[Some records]

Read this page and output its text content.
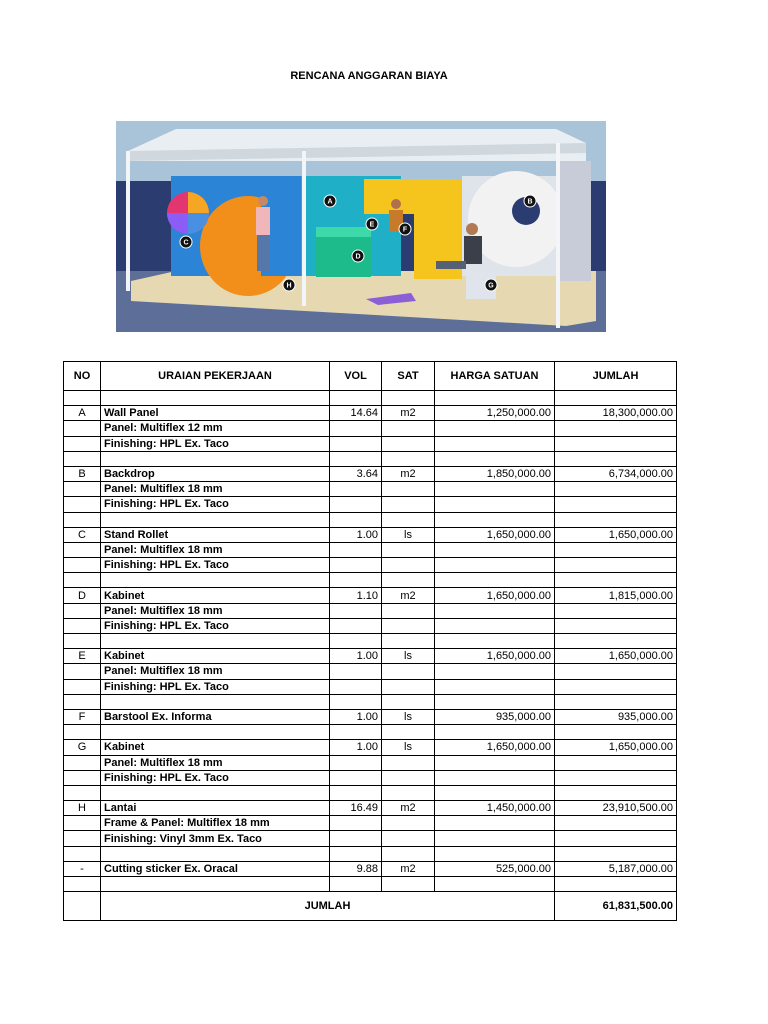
RENCANA ANGGARAN BIAYA
A	B
C
D
E
F
G
H
NO	URAIAN PEKERJAAN	VOL	SAT	HARGA SATUAN	JUMLAH

A	Wall Panel	14.64	m2	1,250,000.00	18,300,000.00
	Panel: Multiflex 12 mm				
	Finishing: HPL Ex. Taco				

B	Backdrop	3.64	m2	1,850,000.00	6,734,000.00
	Panel: Multiflex 18 mm				
	Finishing: HPL Ex. Taco				

C	Stand Rollet	1.00	ls	1,650,000.00	1,650,000.00
	Panel: Multiflex 18 mm				
	Finishing: HPL Ex. Taco				

D	Kabinet	1.10	m2	1,650,000.00	1,815,000.00
	Panel: Multiflex 18 mm				
	Finishing: HPL Ex. Taco				

E	Kabinet	1.00	ls	1,650,000.00	1,650,000.00
	Panel: Multiflex 18 mm				
	Finishing: HPL Ex. Taco				

F	Barstool Ex. Informa	1.00	ls	935,000.00	935,000.00

G	Kabinet	1.00	ls	1,650,000.00	1,650,000.00
	Panel: Multiflex 18 mm				
	Finishing: HPL Ex. Taco				

H	Lantai	16.49	m2	1,450,000.00	23,910,500.00
	Frame & Panel: Multiflex 18 mm				
	Finishing: Vinyl 3mm Ex. Taco				

-	Cutting sticker Ex. Oracal	9.88	m2	525,000.00	5,187,000.00

	JUMLAH				61,831,500.00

#### Task description
Exclude the pictures. Write out the remaining data exactly.

#### Output for this task
Read this page and output its text content.
RENCANA ANGGARAN BIAYA
A	B
C
D
E
F
G
H
NO	URAIAN PEKERJAAN	VOL	SAT	HARGA SATUAN	JUMLAH

A	Wall Panel	14.64	m2	1,250,000.00	18,300,000.00
	Panel: Multiflex 12 mm				
	Finishing: HPL Ex. Taco				

B	Backdrop	3.64	m2	1,850,000.00	6,734,000.00
	Panel: Multiflex 18 mm				
	Finishing: HPL Ex. Taco				

C	Stand Rollet	1.00	ls	1,650,000.00	1,650,000.00
	Panel: Multiflex 18 mm				
	Finishing: HPL Ex. Taco				

D	Kabinet	1.10	m2	1,650,000.00	1,815,000.00
	Panel: Multiflex 18 mm				
	Finishing: HPL Ex. Taco				

E	Kabinet	1.00	ls	1,650,000.00	1,650,000.00
	Panel: Multiflex 18 mm				
	Finishing: HPL Ex. Taco				

F	Barstool Ex. Informa	1.00	ls	935,000.00	935,000.00

G	Kabinet	1.00	ls	1,650,000.00	1,650,000.00
	Panel: Multiflex 18 mm				
	Finishing: HPL Ex. Taco				

H	Lantai	16.49	m2	1,450,000.00	23,910,500.00
	Frame & Panel: Multiflex 18 mm				
	Finishing: Vinyl 3mm Ex. Taco				

-	Cutting sticker Ex. Oracal	9.88	m2	525,000.00	5,187,000.00

	JUMLAH				61,831,500.00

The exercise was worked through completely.